What you will do:
What follows is a block of records; restate each one word for word.

Given data:
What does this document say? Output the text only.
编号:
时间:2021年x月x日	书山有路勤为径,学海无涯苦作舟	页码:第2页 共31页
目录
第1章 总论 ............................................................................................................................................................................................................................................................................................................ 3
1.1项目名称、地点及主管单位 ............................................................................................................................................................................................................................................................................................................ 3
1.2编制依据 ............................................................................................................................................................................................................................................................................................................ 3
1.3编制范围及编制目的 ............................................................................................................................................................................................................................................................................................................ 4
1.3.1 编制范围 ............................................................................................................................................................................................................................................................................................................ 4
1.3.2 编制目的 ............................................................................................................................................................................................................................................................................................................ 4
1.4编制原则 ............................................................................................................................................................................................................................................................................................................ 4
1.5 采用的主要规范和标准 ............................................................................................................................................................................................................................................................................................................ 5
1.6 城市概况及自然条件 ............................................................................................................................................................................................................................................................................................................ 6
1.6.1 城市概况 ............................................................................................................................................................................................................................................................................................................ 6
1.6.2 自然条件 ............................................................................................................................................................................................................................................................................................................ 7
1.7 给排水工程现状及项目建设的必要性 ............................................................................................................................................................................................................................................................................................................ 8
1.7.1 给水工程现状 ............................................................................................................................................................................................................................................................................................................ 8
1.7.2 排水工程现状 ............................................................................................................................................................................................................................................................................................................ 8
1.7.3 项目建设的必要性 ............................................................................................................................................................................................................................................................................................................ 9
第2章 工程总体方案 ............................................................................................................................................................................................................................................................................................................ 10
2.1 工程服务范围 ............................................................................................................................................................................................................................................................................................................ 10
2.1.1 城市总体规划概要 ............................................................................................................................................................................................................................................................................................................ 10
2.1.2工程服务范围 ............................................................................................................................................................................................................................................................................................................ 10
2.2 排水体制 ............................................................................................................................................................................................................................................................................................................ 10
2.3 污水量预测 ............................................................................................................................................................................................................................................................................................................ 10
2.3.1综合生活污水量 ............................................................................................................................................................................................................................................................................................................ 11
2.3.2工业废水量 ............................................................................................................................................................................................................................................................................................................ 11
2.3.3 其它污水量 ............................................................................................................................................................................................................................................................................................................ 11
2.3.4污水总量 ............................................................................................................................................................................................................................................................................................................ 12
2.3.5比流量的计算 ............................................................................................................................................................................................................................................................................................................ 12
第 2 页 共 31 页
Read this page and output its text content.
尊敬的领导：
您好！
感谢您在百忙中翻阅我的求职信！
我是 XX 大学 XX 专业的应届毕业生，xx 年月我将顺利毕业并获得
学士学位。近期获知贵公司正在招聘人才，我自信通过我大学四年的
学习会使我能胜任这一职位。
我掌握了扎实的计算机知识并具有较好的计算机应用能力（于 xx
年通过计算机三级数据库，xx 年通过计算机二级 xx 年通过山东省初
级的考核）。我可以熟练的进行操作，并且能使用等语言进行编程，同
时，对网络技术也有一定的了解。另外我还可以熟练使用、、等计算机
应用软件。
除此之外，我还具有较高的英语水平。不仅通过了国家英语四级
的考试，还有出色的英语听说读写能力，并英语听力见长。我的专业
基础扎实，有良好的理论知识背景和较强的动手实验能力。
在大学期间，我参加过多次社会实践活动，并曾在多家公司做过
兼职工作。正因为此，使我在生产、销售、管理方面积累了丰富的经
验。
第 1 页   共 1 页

Result below:
What does this document say? Output the text only.
编号:
时间:2021年x月x日	书山有路勤为径,学海无涯苦作舟	页码:第2页 共31页
目录
第1章 总论 ............................................................................................................................................................................................................................................................................................................ 3
1.1项目名称、地点及主管单位 ............................................................................................................................................................................................................................................................................................................ 3
1.2编制依据 ............................................................................................................................................................................................................................................................................................................ 3
1.3编制范围及编制目的 ............................................................................................................................................................................................................................................................................................................ 4
1.3.1 编制范围 ............................................................................................................................................................................................................................................................................................................ 4
1.3.2 编制目的 ............................................................................................................................................................................................................................................................................................................ 4
1.4编制原则 ............................................................................................................................................................................................................................................................................................................ 4
1.5 采用的主要规范和标准 ............................................................................................................................................................................................................................................................................................................ 5
1.6 城市概况及自然条件 ............................................................................................................................................................................................................................................................................................................ 6
1.6.1 城市概况 ............................................................................................................................................................................................................................................................................................................ 6
1.6.2 自然条件 ............................................................................................................................................................................................................................................................................................................ 7
1.7 给排水工程现状及项目建设的必要性 ............................................................................................................................................................................................................................................................................................................ 8
1.7.1 给水工程现状 ............................................................................................................................................................................................................................................................................................................ 8
1.7.2 排水工程现状 ............................................................................................................................................................................................................................................................................................................ 8
1.7.3 项目建设的必要性 ............................................................................................................................................................................................................................................................................................................ 9
第2章 工程总体方案 ............................................................................................................................................................................................................................................................................................................ 10
2.1 工程服务范围 ............................................................................................................................................................................................................................................................................................................ 10
2.1.1 城市总体规划概要 ............................................................................................................................................................................................................................................................................................................ 10
2.1.2工程服务范围 ............................................................................................................................................................................................................................................................................................................ 10
2.2 排水体制 ............................................................................................................................................................................................................................................................................................................ 10
2.3 污水量预测 ............................................................................................................................................................................................................................................................................................................ 10
2.3.1综合生活污水量 ............................................................................................................................................................................................................................................................................................................ 11
2.3.2工业废水量 ............................................................................................................................................................................................................................................................................................................ 11
2.3.3 其它污水量 ............................................................................................................................................................................................................................................................................................................ 11
2.3.4污水总量 ............................................................................................................................................................................................................................................................................................................ 12
2.3.5比流量的计算 ............................................................................................................................................................................................................................................................................................................ 12
第 2 页 共 31 页
Read this page and output its text content.
尊敬的领导：
您好！
感谢您在百忙中翻阅我的求职信！
我是 XX 大学 XX 专业的应届毕业生，xx 年月我将顺利毕业并获得
学士学位。近期获知贵公司正在招聘人才，我自信通过我大学四年的
学习会使我能胜任这一职位。
我掌握了扎实的计算机知识并具有较好的计算机应用能力（于 xx
年通过计算机三级数据库，xx 年通过计算机二级 xx 年通过山东省初
级的考核）。我可以熟练的进行操作，并且能使用等语言进行编程，同
时，对网络技术也有一定的了解。另外我还可以熟练使用、、等计算机
应用软件。
除此之外，我还具有较高的英语水平。不仅通过了国家英语四级
的考试，还有出色的英语听说读写能力，并英语听力见长。我的专业
基础扎实，有良好的理论知识背景和较强的动手实验能力。
在大学期间，我参加过多次社会实践活动，并曾在多家公司做过
兼职工作。正因为此，使我在生产、销售、管理方面积累了丰富的经
验。
第 1 页   共 1 页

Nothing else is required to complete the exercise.